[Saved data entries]
begin

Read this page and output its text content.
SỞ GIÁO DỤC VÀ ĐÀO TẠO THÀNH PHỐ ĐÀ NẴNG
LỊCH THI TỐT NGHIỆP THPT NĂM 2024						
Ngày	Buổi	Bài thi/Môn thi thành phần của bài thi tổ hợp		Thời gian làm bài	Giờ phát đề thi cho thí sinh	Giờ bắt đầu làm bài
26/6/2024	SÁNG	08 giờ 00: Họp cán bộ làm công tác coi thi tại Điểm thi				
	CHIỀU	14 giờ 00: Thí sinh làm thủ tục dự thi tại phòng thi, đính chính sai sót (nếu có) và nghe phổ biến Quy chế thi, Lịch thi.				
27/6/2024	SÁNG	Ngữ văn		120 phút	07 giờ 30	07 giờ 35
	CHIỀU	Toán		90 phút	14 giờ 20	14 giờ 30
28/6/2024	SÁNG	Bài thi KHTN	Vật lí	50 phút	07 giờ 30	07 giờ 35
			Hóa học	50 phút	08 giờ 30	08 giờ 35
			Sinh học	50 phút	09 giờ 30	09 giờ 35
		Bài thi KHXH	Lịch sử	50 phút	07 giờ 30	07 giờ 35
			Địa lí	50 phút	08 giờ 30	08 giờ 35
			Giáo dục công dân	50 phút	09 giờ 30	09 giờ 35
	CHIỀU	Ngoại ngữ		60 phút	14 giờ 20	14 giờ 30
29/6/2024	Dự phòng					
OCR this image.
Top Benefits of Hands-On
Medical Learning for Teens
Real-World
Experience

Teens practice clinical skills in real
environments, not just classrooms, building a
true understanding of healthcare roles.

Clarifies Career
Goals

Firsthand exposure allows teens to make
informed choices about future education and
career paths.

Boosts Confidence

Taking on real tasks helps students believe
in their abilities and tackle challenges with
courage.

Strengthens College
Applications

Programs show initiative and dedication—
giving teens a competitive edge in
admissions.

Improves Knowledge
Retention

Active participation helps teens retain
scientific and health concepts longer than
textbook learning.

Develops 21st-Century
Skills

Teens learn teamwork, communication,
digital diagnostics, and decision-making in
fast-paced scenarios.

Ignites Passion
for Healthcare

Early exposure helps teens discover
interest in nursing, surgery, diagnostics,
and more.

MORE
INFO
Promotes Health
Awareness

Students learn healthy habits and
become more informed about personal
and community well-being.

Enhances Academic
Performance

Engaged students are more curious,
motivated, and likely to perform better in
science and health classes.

end

Task directions:
Extract, exactly as they appear, the lines from the one containing "OCR this image." through the final line.

Task answer:
OCR this image.
Top Benefits of Hands-On
Medical Learning for Teens
Real-World
Experience

Teens practice clinical skills in real
environments, not just classrooms, building a
true understanding of healthcare roles.

Clarifies Career
Goals

Firsthand exposure allows teens to make
informed choices about future education and
career paths.

Boosts Confidence

Taking on real tasks helps students believe
in their abilities and tackle challenges with
courage.

Strengthens College
Applications

Programs show initiative and dedication—
giving teens a competitive edge in
admissions.

Improves Knowledge
Retention

Active participation helps teens retain
scientific and health concepts longer than
textbook learning.

Develops 21st-Century
Skills

Teens learn teamwork, communication,
digital diagnostics, and decision-making in
fast-paced scenarios.

Ignites Passion
for Healthcare

Early exposure helps teens discover
interest in nursing, surgery, diagnostics,
and more.

MORE
INFO
Promotes Health
Awareness

Students learn healthy habits and
become more informed about personal
and community well-being.

Enhances Academic
Performance

Engaged students are more curious,
motivated, and likely to perform better in
science and health classes.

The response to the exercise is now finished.